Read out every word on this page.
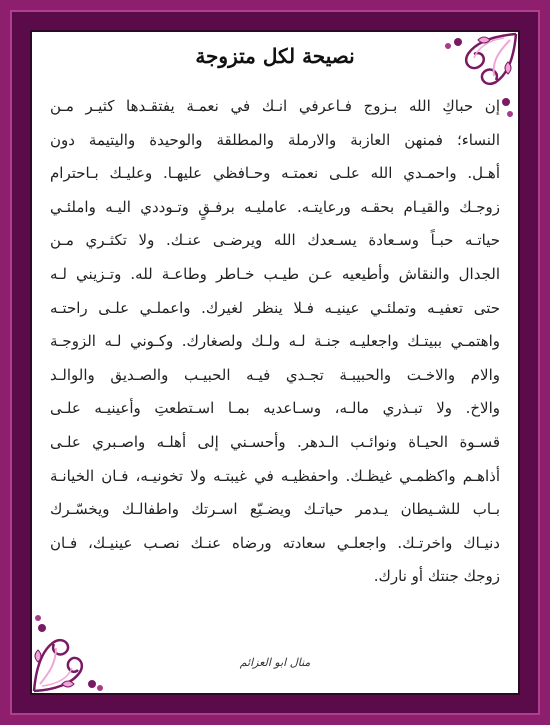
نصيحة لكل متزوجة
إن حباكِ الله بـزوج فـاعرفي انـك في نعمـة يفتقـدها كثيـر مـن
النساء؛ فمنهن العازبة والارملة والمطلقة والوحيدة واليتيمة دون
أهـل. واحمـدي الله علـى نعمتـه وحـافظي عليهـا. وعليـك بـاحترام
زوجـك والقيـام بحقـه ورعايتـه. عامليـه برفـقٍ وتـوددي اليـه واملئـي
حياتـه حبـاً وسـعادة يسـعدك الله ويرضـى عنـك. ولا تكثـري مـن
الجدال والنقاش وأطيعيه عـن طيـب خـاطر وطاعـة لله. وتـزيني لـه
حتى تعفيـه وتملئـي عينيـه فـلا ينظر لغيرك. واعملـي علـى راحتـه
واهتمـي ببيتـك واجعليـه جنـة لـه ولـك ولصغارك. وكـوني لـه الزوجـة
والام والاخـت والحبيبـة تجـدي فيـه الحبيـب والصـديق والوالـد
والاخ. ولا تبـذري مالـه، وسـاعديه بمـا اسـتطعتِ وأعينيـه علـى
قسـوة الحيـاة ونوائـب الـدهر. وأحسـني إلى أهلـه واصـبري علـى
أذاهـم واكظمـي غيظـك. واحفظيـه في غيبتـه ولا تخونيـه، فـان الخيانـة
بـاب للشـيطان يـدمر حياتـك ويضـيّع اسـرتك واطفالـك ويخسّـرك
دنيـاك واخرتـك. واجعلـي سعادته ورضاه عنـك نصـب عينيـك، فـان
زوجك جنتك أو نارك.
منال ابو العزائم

...

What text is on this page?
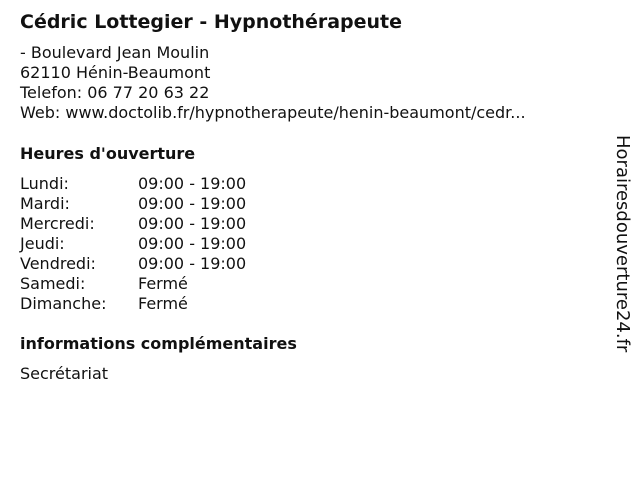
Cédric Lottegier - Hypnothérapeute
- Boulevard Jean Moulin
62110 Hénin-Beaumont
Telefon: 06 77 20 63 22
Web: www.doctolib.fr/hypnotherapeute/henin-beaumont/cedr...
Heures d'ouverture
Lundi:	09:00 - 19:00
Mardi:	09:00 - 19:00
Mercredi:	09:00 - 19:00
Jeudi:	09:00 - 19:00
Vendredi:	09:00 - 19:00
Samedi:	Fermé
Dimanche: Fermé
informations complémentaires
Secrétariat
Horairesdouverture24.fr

...

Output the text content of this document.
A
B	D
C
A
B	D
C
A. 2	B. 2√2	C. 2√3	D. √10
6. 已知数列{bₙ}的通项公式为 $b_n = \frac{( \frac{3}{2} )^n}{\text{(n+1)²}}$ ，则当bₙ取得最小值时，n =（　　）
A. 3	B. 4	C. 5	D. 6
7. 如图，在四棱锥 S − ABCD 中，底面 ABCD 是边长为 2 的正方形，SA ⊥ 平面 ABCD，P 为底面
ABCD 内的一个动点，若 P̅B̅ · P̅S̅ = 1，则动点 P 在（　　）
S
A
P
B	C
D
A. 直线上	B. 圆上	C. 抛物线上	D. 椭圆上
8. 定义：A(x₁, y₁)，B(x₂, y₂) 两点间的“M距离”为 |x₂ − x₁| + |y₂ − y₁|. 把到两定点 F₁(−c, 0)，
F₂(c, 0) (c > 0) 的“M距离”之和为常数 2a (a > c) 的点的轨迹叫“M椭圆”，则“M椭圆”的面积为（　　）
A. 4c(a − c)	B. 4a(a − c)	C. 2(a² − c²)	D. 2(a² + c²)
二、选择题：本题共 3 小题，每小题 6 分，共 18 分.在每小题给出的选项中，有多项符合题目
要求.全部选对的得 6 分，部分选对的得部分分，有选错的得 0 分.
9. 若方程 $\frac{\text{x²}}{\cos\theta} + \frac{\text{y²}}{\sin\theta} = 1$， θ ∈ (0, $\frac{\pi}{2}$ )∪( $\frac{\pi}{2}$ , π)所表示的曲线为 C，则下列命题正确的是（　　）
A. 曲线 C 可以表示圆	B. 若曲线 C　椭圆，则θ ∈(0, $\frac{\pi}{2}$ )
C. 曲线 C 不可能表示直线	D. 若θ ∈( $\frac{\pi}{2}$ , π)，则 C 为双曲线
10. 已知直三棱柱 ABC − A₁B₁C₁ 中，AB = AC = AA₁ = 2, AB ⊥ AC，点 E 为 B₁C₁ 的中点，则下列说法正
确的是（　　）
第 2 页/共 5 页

--- Set problem ---
Only a number is wanted: how many lines of the material above hold "عنـك"?

--- The solution ---
2